__Exercise task__: Count lines, not occurrences: give the number of lines holding the word "heading", and nothing besides.

## BEGIN Records to use

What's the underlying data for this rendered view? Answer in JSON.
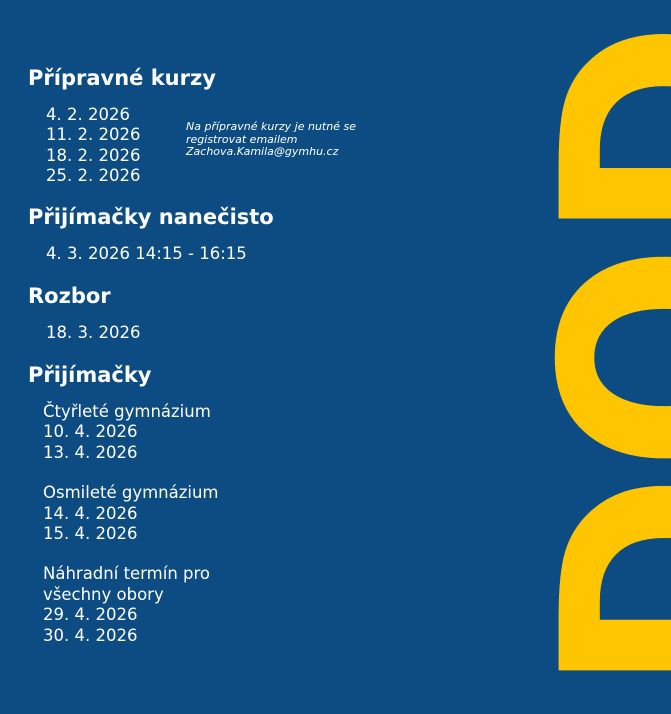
{
  "sections": [
    {
      "heading": "Přípravné kurzy",
      "items": [
        "4. 2. 2026",
        "11. 2. 2026",
        "18. 2. 2026",
        "25. 2. 2026"
      ],
      "note": [
        "Na přípravné kurzy je nutné se",
        "registrovat emailem",
        "Zachova.Kamila@gymhu.cz"
      ]
    },
    {
      "heading": "Přijímačky nanečisto",
      "items": [
        "4. 3. 2026 14:15 - 16:15"
      ]
    },
    {
      "heading": "Rozbor",
      "items": [
        "18. 3. 2026"
      ]
    },
    {
      "heading": "Přijímačky",
      "groups": [
        {
          "lines": [
            "Čtyřleté gymnázium",
            "10. 4. 2026",
            "13. 4. 2026"
          ]
        },
        {
          "lines": [
            "Osmileté gymnázium",
            "14. 4. 2026",
            "15. 4. 2026"
          ]
        },
        {
          "lines": [
            "Náhradní termín pro",
            "všechny obory",
            "29. 4. 2026",
            "30. 4. 2026"
          ]
        }
      ]
    }
  ],
  "side_text": "DOD"
}
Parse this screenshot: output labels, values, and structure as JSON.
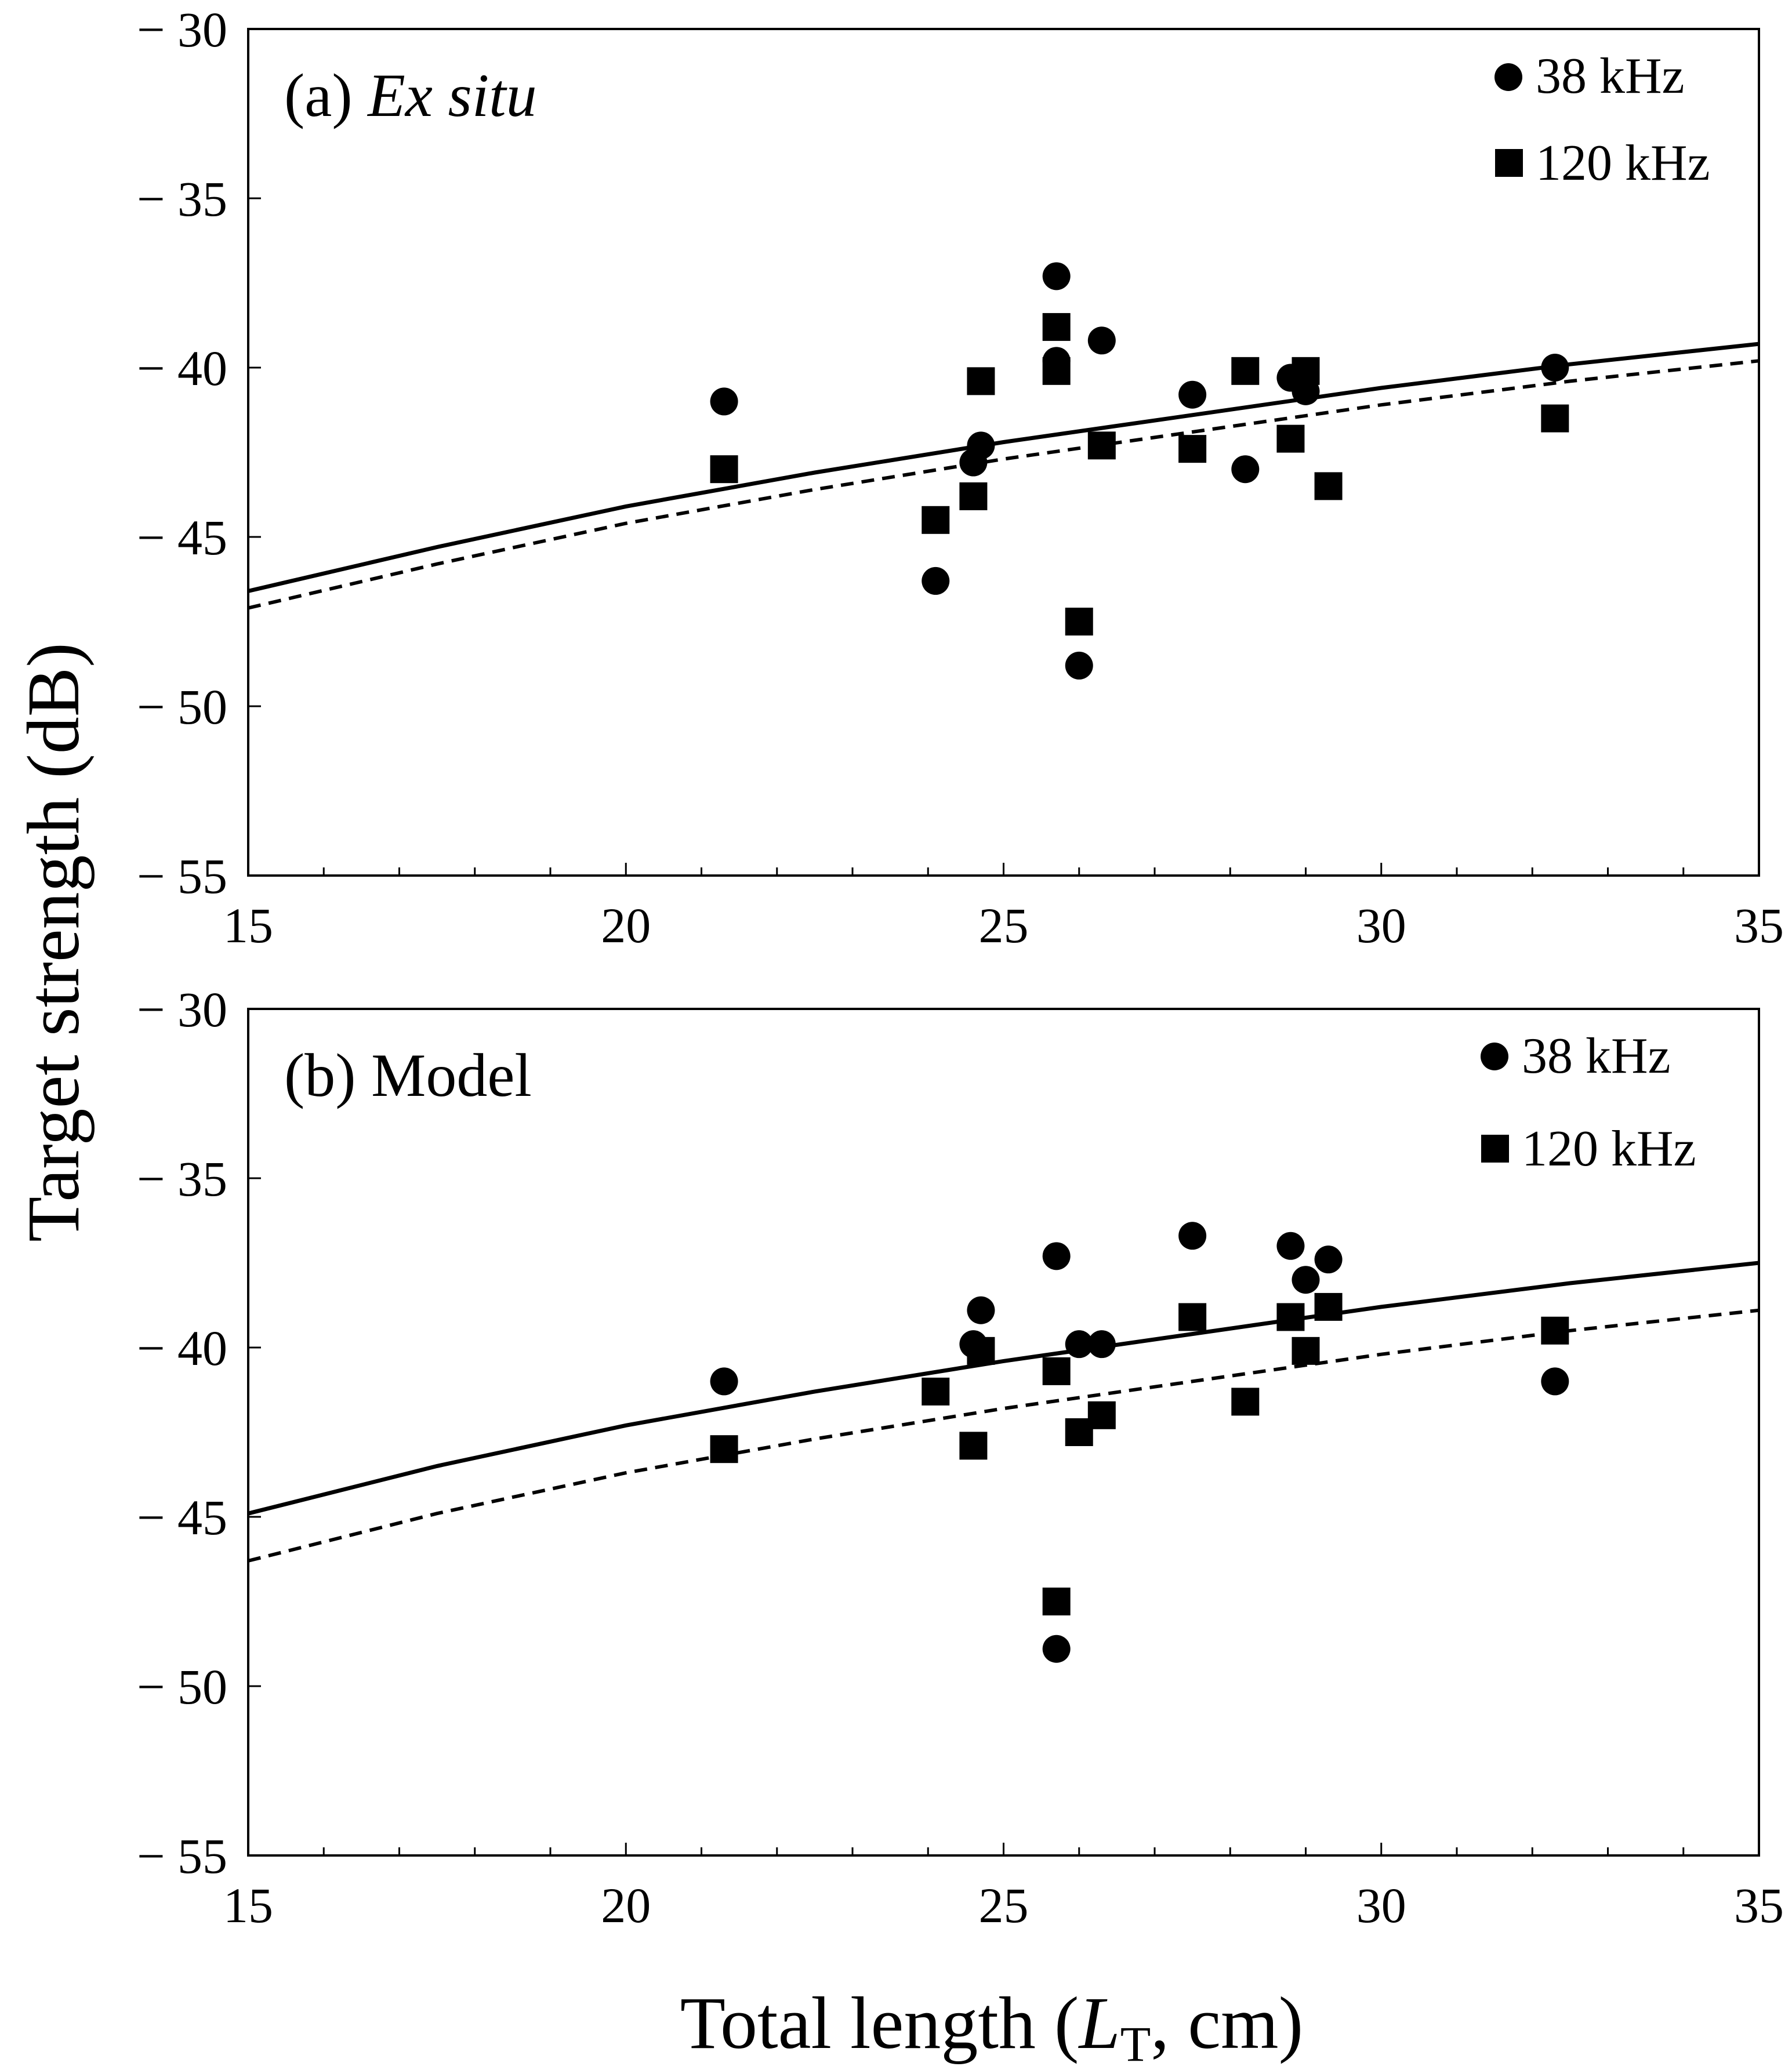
{
  "figure": {
    "ylabel": "Target strength (dB)",
    "xlabel_prefix": "Total length (",
    "xlabel_var": "L",
    "xlabel_sub": "T",
    "xlabel_suffix": ", cm)"
  },
  "chart_data": [
    {
      "type": "scatter",
      "title_prefix": "(a) ",
      "title_main": "Ex situ",
      "title_italic": true,
      "xlim": [
        15,
        35
      ],
      "ylim": [
        -55,
        -30
      ],
      "xticks": [
        15,
        20,
        25,
        30,
        35
      ],
      "yticks": [
        -30,
        -35,
        -40,
        -45,
        -50,
        -55
      ],
      "xtick_labels": [
        "15",
        "20",
        "25",
        "30",
        "35"
      ],
      "ytick_labels": [
        "− 30",
        "− 35",
        "− 40",
        "− 45",
        "− 50",
        "− 55"
      ],
      "legend_position": "top-right",
      "series": [
        {
          "name": "38 kHz",
          "marker": "circle",
          "points": [
            [
              21.3,
              -41.0
            ],
            [
              24.1,
              -46.3
            ],
            [
              24.6,
              -42.8
            ],
            [
              24.7,
              -42.3
            ],
            [
              25.7,
              -37.3
            ],
            [
              25.7,
              -39.8
            ],
            [
              26.0,
              -48.8
            ],
            [
              26.3,
              -39.2
            ],
            [
              27.5,
              -40.8
            ],
            [
              28.2,
              -43.0
            ],
            [
              28.8,
              -40.3
            ],
            [
              29.0,
              -40.7
            ],
            [
              32.3,
              -40.0
            ]
          ]
        },
        {
          "name": "120 kHz",
          "marker": "square",
          "points": [
            [
              21.3,
              -43.0
            ],
            [
              24.1,
              -44.5
            ],
            [
              24.6,
              -43.8
            ],
            [
              24.7,
              -40.4
            ],
            [
              25.7,
              -38.8
            ],
            [
              25.7,
              -40.1
            ],
            [
              26.0,
              -47.5
            ],
            [
              26.3,
              -42.3
            ],
            [
              27.5,
              -42.4
            ],
            [
              28.2,
              -40.1
            ],
            [
              28.8,
              -42.1
            ],
            [
              29.0,
              -40.1
            ],
            [
              29.3,
              -43.5
            ],
            [
              32.3,
              -41.5
            ]
          ]
        },
        {
          "name": "38 kHz fit",
          "style": "solid",
          "x": [
            15,
            17.5,
            20,
            22.5,
            25,
            27.5,
            30,
            32.5,
            35
          ],
          "y": [
            -46.6,
            -45.3,
            -44.1,
            -43.1,
            -42.2,
            -41.4,
            -40.6,
            -39.9,
            -39.3
          ]
        },
        {
          "name": "120 kHz fit",
          "style": "dashed",
          "x": [
            15,
            17.5,
            20,
            22.5,
            25,
            27.5,
            30,
            32.5,
            35
          ],
          "y": [
            -47.1,
            -45.8,
            -44.6,
            -43.6,
            -42.7,
            -41.9,
            -41.1,
            -40.4,
            -39.8
          ]
        }
      ]
    },
    {
      "type": "scatter",
      "title_prefix": "(b) ",
      "title_main": "Model",
      "title_italic": false,
      "xlim": [
        15,
        35
      ],
      "ylim": [
        -55,
        -30
      ],
      "xticks": [
        15,
        20,
        25,
        30,
        35
      ],
      "yticks": [
        -30,
        -35,
        -40,
        -45,
        -50,
        -55
      ],
      "xtick_labels": [
        "15",
        "20",
        "25",
        "30",
        "35"
      ],
      "ytick_labels": [
        "− 30",
        "− 35",
        "− 40",
        "− 45",
        "− 50",
        "− 55"
      ],
      "legend_position": "top-right",
      "series": [
        {
          "name": "38 kHz",
          "marker": "circle",
          "points": [
            [
              21.3,
              -41.0
            ],
            [
              24.6,
              -39.9
            ],
            [
              24.7,
              -38.9
            ],
            [
              25.7,
              -37.3
            ],
            [
              25.7,
              -48.9
            ],
            [
              26.0,
              -39.9
            ],
            [
              26.3,
              -39.9
            ],
            [
              27.5,
              -36.7
            ],
            [
              28.8,
              -37.0
            ],
            [
              29.0,
              -38.0
            ],
            [
              29.3,
              -37.4
            ],
            [
              32.3,
              -41.0
            ]
          ]
        },
        {
          "name": "120 kHz",
          "marker": "square",
          "points": [
            [
              21.3,
              -43.0
            ],
            [
              24.1,
              -41.3
            ],
            [
              24.6,
              -42.9
            ],
            [
              24.7,
              -40.1
            ],
            [
              25.7,
              -40.7
            ],
            [
              25.7,
              -47.5
            ],
            [
              26.0,
              -42.5
            ],
            [
              26.3,
              -42.0
            ],
            [
              27.5,
              -39.1
            ],
            [
              28.2,
              -41.6
            ],
            [
              28.8,
              -39.1
            ],
            [
              29.0,
              -40.1
            ],
            [
              29.3,
              -38.8
            ],
            [
              32.3,
              -39.5
            ]
          ]
        },
        {
          "name": "38 kHz fit",
          "style": "solid",
          "x": [
            15,
            17.5,
            20,
            22.5,
            25,
            27.5,
            30,
            32.5,
            35
          ],
          "y": [
            -44.9,
            -43.5,
            -42.3,
            -41.3,
            -40.4,
            -39.6,
            -38.8,
            -38.1,
            -37.5
          ]
        },
        {
          "name": "120 kHz fit",
          "style": "dashed",
          "x": [
            15,
            17.5,
            20,
            22.5,
            25,
            27.5,
            30,
            32.5,
            35
          ],
          "y": [
            -46.3,
            -44.9,
            -43.7,
            -42.7,
            -41.8,
            -41.0,
            -40.2,
            -39.5,
            -38.9
          ]
        }
      ]
    }
  ]
}
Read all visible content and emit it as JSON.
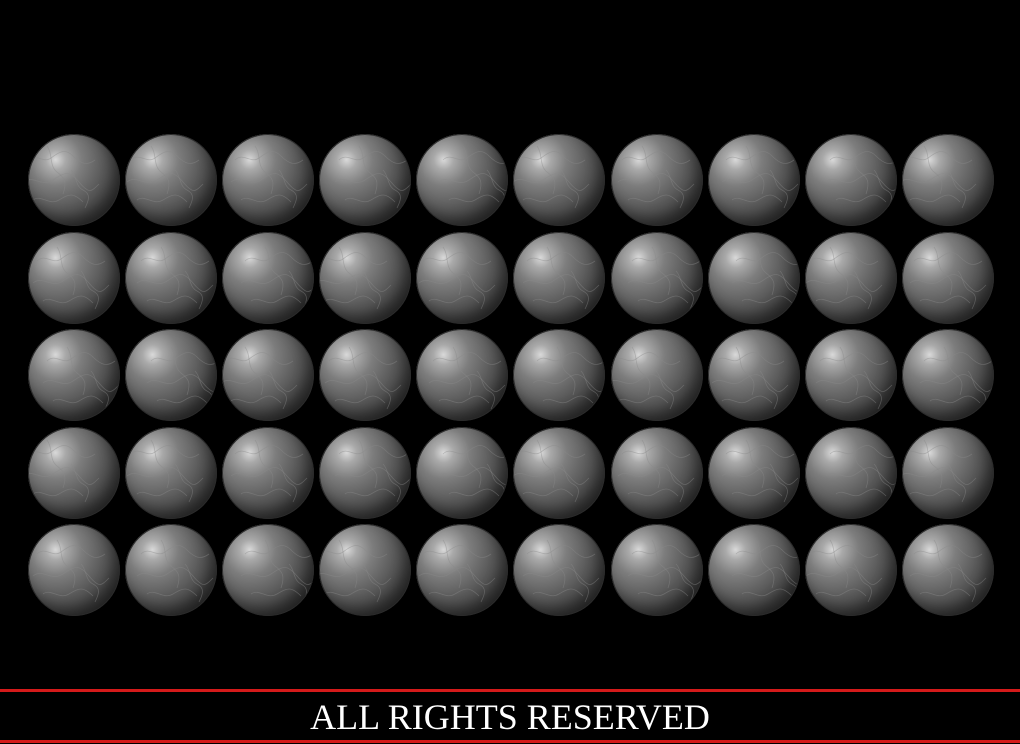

## END Records to use

__The response__: 4